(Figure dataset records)
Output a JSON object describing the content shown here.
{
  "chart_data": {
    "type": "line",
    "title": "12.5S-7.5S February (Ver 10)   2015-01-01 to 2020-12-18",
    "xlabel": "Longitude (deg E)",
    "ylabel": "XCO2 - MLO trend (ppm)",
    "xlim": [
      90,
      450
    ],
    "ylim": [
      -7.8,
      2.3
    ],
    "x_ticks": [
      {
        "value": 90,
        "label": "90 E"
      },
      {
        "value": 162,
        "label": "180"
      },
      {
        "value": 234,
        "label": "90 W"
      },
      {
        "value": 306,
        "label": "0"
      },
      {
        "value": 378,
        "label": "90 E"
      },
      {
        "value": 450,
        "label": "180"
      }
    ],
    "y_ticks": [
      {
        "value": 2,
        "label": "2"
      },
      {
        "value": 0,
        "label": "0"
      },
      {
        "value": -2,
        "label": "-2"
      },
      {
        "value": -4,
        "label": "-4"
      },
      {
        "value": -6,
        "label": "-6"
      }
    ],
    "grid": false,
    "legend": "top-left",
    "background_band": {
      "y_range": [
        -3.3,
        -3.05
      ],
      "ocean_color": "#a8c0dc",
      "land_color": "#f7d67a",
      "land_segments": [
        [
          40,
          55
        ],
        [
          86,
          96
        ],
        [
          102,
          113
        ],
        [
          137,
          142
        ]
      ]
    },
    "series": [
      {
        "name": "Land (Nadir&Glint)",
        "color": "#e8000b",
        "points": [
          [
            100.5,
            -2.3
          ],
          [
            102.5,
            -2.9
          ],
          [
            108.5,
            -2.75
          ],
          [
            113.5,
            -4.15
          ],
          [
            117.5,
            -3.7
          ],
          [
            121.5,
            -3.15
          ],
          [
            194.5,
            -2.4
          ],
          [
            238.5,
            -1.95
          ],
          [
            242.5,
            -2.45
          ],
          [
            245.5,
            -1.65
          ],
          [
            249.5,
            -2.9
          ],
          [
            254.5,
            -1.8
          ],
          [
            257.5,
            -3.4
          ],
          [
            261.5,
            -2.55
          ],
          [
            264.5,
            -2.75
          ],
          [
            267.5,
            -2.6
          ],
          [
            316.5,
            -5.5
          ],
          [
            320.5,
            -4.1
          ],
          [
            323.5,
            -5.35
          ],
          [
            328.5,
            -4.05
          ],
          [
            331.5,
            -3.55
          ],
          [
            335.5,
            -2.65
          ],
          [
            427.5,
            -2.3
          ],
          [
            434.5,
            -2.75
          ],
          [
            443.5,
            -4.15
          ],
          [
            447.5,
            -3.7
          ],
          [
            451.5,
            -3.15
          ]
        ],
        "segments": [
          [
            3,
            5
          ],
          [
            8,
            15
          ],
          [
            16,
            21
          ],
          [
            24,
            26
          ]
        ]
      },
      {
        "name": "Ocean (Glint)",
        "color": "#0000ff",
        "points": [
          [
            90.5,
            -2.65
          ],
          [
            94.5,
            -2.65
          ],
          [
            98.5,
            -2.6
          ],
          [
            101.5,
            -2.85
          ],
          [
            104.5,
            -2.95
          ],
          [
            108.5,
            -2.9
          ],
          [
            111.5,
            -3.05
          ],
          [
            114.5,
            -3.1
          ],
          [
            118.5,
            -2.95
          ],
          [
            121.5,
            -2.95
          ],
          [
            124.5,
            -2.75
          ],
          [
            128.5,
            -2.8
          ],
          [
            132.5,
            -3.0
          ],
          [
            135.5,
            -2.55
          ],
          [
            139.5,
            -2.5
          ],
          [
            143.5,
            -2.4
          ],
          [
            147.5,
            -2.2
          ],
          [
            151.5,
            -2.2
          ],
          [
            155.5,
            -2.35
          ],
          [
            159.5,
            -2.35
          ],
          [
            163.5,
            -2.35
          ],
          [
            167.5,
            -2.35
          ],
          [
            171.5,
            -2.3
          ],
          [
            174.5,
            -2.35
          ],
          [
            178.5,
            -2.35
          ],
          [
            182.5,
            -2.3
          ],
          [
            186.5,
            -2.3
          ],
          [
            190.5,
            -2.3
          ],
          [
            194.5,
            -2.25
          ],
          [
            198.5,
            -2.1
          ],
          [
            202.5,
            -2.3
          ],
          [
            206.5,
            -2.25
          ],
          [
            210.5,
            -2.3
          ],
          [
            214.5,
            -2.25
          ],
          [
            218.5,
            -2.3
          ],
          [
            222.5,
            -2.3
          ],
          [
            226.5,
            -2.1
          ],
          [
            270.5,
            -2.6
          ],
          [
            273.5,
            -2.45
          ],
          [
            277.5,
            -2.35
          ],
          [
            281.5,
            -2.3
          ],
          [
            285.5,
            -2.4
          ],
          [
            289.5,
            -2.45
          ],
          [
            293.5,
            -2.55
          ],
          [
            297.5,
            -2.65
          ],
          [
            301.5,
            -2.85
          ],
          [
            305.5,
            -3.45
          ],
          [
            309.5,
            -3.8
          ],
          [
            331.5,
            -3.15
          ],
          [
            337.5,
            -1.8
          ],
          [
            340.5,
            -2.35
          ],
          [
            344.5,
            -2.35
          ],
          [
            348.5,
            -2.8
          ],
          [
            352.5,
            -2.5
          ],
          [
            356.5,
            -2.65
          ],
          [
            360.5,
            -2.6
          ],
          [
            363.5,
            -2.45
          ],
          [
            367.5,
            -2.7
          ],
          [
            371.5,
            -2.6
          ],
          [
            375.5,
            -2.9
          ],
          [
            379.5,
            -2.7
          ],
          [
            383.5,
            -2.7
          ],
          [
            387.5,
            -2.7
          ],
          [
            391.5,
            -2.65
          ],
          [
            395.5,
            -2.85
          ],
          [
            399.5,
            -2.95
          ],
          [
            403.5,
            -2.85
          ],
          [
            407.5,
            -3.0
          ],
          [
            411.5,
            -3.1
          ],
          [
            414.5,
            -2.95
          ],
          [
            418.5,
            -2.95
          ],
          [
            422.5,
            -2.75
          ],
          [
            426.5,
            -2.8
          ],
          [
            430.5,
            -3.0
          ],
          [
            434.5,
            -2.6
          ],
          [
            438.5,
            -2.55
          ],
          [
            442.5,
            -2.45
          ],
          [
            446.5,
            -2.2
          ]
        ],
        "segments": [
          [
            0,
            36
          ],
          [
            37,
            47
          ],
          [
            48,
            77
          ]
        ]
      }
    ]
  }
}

The exercise: Give the records above again, word for word.

Result of this task:
Output a JSON object describing the content shown here.
{
  "chart_data": {
    "type": "line",
    "title": "12.5S-7.5S February (Ver 10)   2015-01-01 to 2020-12-18",
    "xlabel": "Longitude (deg E)",
    "ylabel": "XCO2 - MLO trend (ppm)",
    "xlim": [
      90,
      450
    ],
    "ylim": [
      -7.8,
      2.3
    ],
    "x_ticks": [
      {
        "value": 90,
        "label": "90 E"
      },
      {
        "value": 162,
        "label": "180"
      },
      {
        "value": 234,
        "label": "90 W"
      },
      {
        "value": 306,
        "label": "0"
      },
      {
        "value": 378,
        "label": "90 E"
      },
      {
        "value": 450,
        "label": "180"
      }
    ],
    "y_ticks": [
      {
        "value": 2,
        "label": "2"
      },
      {
        "value": 0,
        "label": "0"
      },
      {
        "value": -2,
        "label": "-2"
      },
      {
        "value": -4,
        "label": "-4"
      },
      {
        "value": -6,
        "label": "-6"
      }
    ],
    "grid": false,
    "legend": "top-left",
    "background_band": {
      "y_range": [
        -3.3,
        -3.05
      ],
      "ocean_color": "#a8c0dc",
      "land_color": "#f7d67a",
      "land_segments": [
        [
          40,
          55
        ],
        [
          86,
          96
        ],
        [
          102,
          113
        ],
        [
          137,
          142
        ]
      ]
    },
    "series": [
      {
        "name": "Land (Nadir&Glint)",
        "color": "#e8000b",
        "points": [
          [
            100.5,
            -2.3
          ],
          [
            102.5,
            -2.9
          ],
          [
            108.5,
            -2.75
          ],
          [
            113.5,
            -4.15
          ],
          [
            117.5,
            -3.7
          ],
          [
            121.5,
            -3.15
          ],
          [
            194.5,
            -2.4
          ],
          [
            238.5,
            -1.95
          ],
          [
            242.5,
            -2.45
          ],
          [
            245.5,
            -1.65
          ],
          [
            249.5,
            -2.9
          ],
          [
            254.5,
            -1.8
          ],
          [
            257.5,
            -3.4
          ],
          [
            261.5,
            -2.55
          ],
          [
            264.5,
            -2.75
          ],
          [
            267.5,
            -2.6
          ],
          [
            316.5,
            -5.5
          ],
          [
            320.5,
            -4.1
          ],
          [
            323.5,
            -5.35
          ],
          [
            328.5,
            -4.05
          ],
          [
            331.5,
            -3.55
          ],
          [
            335.5,
            -2.65
          ],
          [
            427.5,
            -2.3
          ],
          [
            434.5,
            -2.75
          ],
          [
            443.5,
            -4.15
          ],
          [
            447.5,
            -3.7
          ],
          [
            451.5,
            -3.15
          ]
        ],
        "segments": [
          [
            3,
            5
          ],
          [
            8,
            15
          ],
          [
            16,
            21
          ],
          [
            24,
            26
          ]
        ]
      },
      {
        "name": "Ocean (Glint)",
        "color": "#0000ff",
        "points": [
          [
            90.5,
            -2.65
          ],
          [
            94.5,
            -2.65
          ],
          [
            98.5,
            -2.6
          ],
          [
            101.5,
            -2.85
          ],
          [
            104.5,
            -2.95
          ],
          [
            108.5,
            -2.9
          ],
          [
            111.5,
            -3.05
          ],
          [
            114.5,
            -3.1
          ],
          [
            118.5,
            -2.95
          ],
          [
            121.5,
            -2.95
          ],
          [
            124.5,
            -2.75
          ],
          [
            128.5,
            -2.8
          ],
          [
            132.5,
            -3.0
          ],
          [
            135.5,
            -2.55
          ],
          [
            139.5,
            -2.5
          ],
          [
            143.5,
            -2.4
          ],
          [
            147.5,
            -2.2
          ],
          [
            151.5,
            -2.2
          ],
          [
            155.5,
            -2.35
          ],
          [
            159.5,
            -2.35
          ],
          [
            163.5,
            -2.35
          ],
          [
            167.5,
            -2.35
          ],
          [
            171.5,
            -2.3
          ],
          [
            174.5,
            -2.35
          ],
          [
            178.5,
            -2.35
          ],
          [
            182.5,
            -2.3
          ],
          [
            186.5,
            -2.3
          ],
          [
            190.5,
            -2.3
          ],
          [
            194.5,
            -2.25
          ],
          [
            198.5,
            -2.1
          ],
          [
            202.5,
            -2.3
          ],
          [
            206.5,
            -2.25
          ],
          [
            210.5,
            -2.3
          ],
          [
            214.5,
            -2.25
          ],
          [
            218.5,
            -2.3
          ],
          [
            222.5,
            -2.3
          ],
          [
            226.5,
            -2.1
          ],
          [
            270.5,
            -2.6
          ],
          [
            273.5,
            -2.45
          ],
          [
            277.5,
            -2.35
          ],
          [
            281.5,
            -2.3
          ],
          [
            285.5,
            -2.4
          ],
          [
            289.5,
            -2.45
          ],
          [
            293.5,
            -2.55
          ],
          [
            297.5,
            -2.65
          ],
          [
            301.5,
            -2.85
          ],
          [
            305.5,
            -3.45
          ],
          [
            309.5,
            -3.8
          ],
          [
            331.5,
            -3.15
          ],
          [
            337.5,
            -1.8
          ],
          [
            340.5,
            -2.35
          ],
          [
            344.5,
            -2.35
          ],
          [
            348.5,
            -2.8
          ],
          [
            352.5,
            -2.5
          ],
          [
            356.5,
            -2.65
          ],
          [
            360.5,
            -2.6
          ],
          [
            363.5,
            -2.45
          ],
          [
            367.5,
            -2.7
          ],
          [
            371.5,
            -2.6
          ],
          [
            375.5,
            -2.9
          ],
          [
            379.5,
            -2.7
          ],
          [
            383.5,
            -2.7
          ],
          [
            387.5,
            -2.7
          ],
          [
            391.5,
            -2.65
          ],
          [
            395.5,
            -2.85
          ],
          [
            399.5,
            -2.95
          ],
          [
            403.5,
            -2.85
          ],
          [
            407.5,
            -3.0
          ],
          [
            411.5,
            -3.1
          ],
          [
            414.5,
            -2.95
          ],
          [
            418.5,
            -2.95
          ],
          [
            422.5,
            -2.75
          ],
          [
            426.5,
            -2.8
          ],
          [
            430.5,
            -3.0
          ],
          [
            434.5,
            -2.6
          ],
          [
            438.5,
            -2.55
          ],
          [
            442.5,
            -2.45
          ],
          [
            446.5,
            -2.2
          ]
        ],
        "segments": [
          [
            0,
            36
          ],
          [
            37,
            47
          ],
          [
            48,
            77
          ]
        ]
      }
    ]
  }
}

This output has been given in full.